PROBLEMS AND TASKS -
a - According to the base station description, what does the I/O device 315 enable?
b - From the base station description, transcribe the passage starting with "The transceiver 320 may operate" and going on through "for implementing any one of the methods described herein.".
c - Condense the paragraph of the base station description that begins "The transceiver 320 may operate on a variety" into a bulleted list that keeps its main facts.

DOCUMENT EXTRACT -
The memory 310 may be a hardware component configured to store data related to operations performed by the base station 300. The I/O device 315 may be a hardware component or ports that enable a user to interact with the base station 300. The transceiver 320 may be a hardware component configured to exchange data with the UE 110 and any other UEs in the network arrangement 100.


The transceiver 320 may operate on a variety of different frequencies or channels (e.g., set of consecutive frequencies). Therefore, the transceiver 320 may include one or more components to enable the data exchange with the various networks and UEs. The transceiver 320 includes circuitry configured to transmit and/or receive signals (e.g., control signals, data signals). Such signals may be encoded with information implementing any one of the methods described herein. The processor 305 may be operably coupled to the transceiver 320 and configured to receive from and/or transmit signals to the transceiver 320. The processor 305 may be configured to encode and/or decode signals (e.g., signaling from a UE) for implementing any one of the methods described herein.

RECORDED DATA -
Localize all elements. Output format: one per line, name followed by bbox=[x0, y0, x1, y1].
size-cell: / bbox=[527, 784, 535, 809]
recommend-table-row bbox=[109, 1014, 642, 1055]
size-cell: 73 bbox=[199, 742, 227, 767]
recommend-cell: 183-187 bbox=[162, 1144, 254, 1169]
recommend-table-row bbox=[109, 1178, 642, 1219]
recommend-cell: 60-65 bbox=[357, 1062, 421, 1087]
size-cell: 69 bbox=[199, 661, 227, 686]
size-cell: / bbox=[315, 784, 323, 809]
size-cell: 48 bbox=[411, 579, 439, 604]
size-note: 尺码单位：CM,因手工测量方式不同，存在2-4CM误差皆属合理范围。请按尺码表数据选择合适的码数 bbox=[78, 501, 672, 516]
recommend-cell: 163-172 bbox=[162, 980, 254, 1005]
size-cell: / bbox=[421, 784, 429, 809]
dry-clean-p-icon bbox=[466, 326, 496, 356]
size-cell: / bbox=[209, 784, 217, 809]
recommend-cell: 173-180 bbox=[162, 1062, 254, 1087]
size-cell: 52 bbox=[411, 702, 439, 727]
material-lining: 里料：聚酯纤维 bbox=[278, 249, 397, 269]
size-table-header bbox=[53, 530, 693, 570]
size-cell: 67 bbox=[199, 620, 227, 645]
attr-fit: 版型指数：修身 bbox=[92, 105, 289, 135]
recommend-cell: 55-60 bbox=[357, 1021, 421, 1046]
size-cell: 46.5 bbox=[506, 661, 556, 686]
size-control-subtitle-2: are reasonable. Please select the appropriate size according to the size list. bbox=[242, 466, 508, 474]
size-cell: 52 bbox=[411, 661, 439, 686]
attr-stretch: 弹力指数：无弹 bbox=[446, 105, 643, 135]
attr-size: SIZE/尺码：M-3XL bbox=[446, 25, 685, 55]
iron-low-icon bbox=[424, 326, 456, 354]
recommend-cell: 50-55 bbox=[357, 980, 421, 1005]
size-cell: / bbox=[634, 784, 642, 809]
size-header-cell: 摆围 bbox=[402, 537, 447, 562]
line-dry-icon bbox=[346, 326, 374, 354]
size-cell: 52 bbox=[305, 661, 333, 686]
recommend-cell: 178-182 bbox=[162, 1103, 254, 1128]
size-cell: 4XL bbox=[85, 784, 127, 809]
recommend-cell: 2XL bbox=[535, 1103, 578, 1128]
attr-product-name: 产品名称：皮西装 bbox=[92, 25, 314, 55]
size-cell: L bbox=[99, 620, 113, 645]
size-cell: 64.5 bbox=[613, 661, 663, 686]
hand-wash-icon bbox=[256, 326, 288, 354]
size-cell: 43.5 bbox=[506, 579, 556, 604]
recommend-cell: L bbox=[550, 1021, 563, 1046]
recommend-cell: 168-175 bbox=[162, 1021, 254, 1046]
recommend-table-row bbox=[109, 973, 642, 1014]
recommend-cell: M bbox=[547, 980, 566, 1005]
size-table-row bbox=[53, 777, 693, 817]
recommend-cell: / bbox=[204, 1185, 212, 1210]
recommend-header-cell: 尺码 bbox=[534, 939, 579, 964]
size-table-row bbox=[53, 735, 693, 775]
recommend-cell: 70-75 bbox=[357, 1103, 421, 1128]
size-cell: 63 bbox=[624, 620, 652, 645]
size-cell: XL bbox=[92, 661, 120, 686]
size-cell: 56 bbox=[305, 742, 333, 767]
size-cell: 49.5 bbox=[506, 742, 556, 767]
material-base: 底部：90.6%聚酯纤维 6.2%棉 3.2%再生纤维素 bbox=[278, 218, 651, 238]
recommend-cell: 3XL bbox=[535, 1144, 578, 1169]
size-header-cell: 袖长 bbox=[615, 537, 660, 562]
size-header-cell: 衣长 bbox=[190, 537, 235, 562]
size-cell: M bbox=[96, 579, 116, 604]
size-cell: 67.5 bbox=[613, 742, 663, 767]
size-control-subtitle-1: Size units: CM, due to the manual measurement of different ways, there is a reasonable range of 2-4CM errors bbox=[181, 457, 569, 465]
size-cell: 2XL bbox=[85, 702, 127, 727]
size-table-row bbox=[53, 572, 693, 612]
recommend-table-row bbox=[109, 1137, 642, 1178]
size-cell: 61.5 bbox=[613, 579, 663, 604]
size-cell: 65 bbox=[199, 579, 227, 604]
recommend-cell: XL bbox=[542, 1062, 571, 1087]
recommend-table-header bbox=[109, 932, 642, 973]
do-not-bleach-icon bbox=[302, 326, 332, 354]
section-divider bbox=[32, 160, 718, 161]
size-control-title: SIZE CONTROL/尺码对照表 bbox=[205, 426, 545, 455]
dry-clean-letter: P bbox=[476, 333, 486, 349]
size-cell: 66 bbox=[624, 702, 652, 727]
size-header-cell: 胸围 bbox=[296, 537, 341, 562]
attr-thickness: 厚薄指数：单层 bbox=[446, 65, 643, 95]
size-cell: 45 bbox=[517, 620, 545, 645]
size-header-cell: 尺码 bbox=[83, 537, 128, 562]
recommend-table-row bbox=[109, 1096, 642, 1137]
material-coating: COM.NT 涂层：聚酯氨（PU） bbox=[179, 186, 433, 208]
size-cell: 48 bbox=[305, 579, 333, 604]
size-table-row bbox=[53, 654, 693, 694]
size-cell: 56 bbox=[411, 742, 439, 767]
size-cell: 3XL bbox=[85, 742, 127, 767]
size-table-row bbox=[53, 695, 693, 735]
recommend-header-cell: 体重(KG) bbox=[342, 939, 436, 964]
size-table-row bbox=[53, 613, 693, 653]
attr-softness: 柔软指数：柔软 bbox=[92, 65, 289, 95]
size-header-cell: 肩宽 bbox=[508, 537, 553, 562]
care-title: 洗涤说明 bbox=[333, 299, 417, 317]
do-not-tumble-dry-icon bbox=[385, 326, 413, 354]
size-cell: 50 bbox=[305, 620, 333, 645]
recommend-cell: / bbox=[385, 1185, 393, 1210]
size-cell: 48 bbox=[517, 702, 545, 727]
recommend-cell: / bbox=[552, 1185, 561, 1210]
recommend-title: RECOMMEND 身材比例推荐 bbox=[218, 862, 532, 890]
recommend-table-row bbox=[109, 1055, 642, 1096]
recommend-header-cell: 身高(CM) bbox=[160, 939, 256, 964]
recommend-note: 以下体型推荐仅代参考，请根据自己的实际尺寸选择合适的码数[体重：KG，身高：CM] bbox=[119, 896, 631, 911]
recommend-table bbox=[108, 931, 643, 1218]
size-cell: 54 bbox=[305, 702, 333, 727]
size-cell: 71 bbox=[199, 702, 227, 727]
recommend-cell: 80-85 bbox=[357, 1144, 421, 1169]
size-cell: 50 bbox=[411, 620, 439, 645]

SOLUTIONS TO EACH TASK -
a - It enables a user to interact with the base station 300.

b -
The transceiver 320 may operate on a variety of different frequencies or channels (e.g., set of consecutive frequencies). Therefore, the transceiver 320 may include one or more components to enable the data exchange with the various networks and UEs. The transceiver 320 includes circuitry configured to transmit and/or receive signals (e.g., control signals, data signals). Such signals may be encoded with information implementing any one of the methods described herein. The processor 305 may be operably coupled to the transceiver 320 and configured to receive from and/or transmit signals to the transceiver 320. The processor 305 may be configured to encode and/or decode signals (e.g., signaling from a UE) for implementing any one of the methods described herein.

c -
- The transceiver 320 may operate on various frequencies or channels and may include one or more components for exchanging data with the various networks and UEs.
- Its circuitry transmits and/or receives signals, such as control and data signals, which may be encoded with information implementing any of the described methods.
- The processor 305 may be operably coupled to the transceiver 320 to receive signals from it and/or transmit signals to it.
- The processor 305 may encode and/or decode signals, such as signaling from a UE, to implement any of the described methods.